What to work on: Reply with one number: how many lines contain the word "name".

Source records:
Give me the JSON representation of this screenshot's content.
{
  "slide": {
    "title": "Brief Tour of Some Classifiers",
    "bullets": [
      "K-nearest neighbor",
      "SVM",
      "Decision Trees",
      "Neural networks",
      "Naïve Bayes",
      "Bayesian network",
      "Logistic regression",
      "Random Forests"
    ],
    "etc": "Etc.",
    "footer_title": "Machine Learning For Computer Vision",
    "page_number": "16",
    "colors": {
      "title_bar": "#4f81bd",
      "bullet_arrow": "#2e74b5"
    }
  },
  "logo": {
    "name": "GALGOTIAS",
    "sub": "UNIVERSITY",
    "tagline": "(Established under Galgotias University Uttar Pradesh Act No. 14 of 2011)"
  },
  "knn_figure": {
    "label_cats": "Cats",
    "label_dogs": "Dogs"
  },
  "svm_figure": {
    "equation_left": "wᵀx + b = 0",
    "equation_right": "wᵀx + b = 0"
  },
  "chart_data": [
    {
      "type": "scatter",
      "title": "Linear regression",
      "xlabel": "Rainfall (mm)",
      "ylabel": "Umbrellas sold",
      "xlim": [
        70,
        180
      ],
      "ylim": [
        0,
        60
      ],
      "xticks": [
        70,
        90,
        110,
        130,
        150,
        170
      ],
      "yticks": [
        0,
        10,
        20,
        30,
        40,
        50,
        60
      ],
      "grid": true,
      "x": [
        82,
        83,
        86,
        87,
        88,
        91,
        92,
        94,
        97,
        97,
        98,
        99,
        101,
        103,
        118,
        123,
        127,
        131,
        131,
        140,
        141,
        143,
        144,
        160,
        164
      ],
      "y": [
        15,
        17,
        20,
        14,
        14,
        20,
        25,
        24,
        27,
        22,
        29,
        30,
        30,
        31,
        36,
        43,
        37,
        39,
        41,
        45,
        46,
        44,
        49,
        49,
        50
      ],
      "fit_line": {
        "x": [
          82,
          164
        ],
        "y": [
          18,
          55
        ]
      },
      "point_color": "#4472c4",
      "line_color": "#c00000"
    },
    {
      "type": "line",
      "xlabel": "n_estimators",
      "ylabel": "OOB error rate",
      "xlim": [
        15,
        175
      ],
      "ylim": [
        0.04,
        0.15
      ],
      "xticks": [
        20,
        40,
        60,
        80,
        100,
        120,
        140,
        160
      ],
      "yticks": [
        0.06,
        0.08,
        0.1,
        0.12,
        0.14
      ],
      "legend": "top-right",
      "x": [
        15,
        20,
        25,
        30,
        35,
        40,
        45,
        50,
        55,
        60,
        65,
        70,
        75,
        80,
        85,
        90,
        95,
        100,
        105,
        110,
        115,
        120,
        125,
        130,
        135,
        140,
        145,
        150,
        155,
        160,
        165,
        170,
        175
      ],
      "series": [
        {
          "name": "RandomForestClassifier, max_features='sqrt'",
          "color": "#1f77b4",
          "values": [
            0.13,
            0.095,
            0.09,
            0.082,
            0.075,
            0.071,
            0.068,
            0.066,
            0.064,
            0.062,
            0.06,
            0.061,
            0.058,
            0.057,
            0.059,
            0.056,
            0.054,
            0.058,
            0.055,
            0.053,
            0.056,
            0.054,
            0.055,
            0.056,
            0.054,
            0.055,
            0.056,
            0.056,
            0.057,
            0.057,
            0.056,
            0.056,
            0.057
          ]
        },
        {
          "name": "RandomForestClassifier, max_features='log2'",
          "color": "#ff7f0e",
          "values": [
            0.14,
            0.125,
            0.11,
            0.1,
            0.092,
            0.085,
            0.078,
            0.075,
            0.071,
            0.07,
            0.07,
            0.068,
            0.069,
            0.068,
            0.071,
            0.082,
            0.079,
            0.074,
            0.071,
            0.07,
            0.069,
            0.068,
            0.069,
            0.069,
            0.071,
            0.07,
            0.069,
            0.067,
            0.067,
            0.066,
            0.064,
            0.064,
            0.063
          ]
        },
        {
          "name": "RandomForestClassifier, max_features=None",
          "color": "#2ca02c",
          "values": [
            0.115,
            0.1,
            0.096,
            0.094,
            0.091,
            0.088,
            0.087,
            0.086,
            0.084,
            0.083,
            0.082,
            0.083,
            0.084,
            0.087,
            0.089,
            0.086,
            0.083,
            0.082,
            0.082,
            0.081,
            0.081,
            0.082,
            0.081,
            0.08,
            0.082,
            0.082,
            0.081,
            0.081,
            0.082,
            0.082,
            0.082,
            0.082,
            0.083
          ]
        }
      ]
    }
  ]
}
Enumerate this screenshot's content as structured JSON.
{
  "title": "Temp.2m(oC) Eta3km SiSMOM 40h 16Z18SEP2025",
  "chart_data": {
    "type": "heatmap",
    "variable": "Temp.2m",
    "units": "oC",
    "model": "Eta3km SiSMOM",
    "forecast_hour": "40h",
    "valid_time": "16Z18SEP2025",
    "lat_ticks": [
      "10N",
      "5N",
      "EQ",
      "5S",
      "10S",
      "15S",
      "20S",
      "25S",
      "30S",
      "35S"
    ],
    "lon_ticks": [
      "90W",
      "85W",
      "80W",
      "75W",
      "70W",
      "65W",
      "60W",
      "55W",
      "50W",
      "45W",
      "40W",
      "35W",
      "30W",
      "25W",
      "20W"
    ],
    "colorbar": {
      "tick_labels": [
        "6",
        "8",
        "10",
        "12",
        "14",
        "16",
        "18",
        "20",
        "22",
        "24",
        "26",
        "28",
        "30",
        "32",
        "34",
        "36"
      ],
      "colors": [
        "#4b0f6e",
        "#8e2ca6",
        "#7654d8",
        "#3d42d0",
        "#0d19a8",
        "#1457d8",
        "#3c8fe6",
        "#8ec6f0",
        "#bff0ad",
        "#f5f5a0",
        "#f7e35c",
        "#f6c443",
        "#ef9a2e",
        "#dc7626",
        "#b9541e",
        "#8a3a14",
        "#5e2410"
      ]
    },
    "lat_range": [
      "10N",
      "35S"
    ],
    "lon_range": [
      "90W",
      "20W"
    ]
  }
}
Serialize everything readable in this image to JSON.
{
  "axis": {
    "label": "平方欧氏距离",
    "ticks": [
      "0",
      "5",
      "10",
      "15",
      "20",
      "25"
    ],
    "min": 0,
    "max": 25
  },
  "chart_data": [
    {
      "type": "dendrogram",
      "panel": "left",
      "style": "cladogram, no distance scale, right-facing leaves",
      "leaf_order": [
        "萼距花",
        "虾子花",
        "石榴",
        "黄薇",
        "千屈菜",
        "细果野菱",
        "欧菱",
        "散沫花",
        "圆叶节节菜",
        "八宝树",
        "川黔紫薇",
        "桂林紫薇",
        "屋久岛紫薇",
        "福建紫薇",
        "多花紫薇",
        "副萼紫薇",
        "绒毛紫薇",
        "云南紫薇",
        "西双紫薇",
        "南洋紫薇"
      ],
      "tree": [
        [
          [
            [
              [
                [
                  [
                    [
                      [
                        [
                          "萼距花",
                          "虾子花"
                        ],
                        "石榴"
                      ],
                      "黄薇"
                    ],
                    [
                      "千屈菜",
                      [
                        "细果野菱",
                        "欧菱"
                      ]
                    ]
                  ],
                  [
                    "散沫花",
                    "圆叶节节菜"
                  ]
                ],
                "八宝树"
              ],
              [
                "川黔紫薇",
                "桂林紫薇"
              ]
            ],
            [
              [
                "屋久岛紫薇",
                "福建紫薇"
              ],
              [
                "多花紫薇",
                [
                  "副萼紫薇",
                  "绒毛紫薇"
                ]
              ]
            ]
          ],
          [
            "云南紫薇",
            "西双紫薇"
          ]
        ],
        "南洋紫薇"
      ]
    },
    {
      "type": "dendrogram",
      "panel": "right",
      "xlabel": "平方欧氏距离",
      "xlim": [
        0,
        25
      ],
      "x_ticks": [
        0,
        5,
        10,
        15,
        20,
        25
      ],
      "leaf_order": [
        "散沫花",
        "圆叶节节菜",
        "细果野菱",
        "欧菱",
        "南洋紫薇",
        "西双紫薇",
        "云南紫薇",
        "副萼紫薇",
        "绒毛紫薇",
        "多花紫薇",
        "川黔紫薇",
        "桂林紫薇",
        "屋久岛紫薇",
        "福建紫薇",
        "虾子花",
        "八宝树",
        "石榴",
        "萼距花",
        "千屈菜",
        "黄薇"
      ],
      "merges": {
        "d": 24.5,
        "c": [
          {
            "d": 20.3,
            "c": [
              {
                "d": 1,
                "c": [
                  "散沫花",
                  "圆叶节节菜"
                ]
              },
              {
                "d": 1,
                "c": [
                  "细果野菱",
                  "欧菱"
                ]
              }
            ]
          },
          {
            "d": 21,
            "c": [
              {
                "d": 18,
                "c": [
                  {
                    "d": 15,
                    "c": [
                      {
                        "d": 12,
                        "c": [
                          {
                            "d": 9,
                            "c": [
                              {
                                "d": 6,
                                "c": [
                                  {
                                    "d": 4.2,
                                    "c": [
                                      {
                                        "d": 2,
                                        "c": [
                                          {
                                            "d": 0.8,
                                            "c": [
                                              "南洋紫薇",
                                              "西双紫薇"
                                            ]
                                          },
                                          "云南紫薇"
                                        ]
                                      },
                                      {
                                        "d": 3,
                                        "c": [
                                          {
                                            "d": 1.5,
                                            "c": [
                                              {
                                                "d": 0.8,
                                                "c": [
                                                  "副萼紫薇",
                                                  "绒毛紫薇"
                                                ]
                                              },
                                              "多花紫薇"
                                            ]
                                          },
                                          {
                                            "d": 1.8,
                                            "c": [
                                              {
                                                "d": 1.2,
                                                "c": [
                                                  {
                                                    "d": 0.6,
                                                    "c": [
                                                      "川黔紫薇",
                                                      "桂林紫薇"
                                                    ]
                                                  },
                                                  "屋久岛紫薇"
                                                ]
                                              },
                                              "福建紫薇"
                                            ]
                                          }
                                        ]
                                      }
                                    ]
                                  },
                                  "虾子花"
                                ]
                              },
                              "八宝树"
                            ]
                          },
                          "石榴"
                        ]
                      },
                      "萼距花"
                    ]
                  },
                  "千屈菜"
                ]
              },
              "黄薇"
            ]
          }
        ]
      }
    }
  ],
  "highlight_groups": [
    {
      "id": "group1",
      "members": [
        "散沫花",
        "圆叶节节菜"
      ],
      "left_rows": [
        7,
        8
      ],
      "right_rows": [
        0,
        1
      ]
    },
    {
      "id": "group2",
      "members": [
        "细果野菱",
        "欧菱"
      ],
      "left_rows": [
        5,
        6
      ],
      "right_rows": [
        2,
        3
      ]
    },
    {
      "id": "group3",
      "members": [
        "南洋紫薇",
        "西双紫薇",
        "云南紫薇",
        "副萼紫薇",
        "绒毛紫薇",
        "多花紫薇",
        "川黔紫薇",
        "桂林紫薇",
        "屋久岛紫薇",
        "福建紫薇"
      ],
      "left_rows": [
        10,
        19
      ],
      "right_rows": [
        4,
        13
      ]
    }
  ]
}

Right answer: 4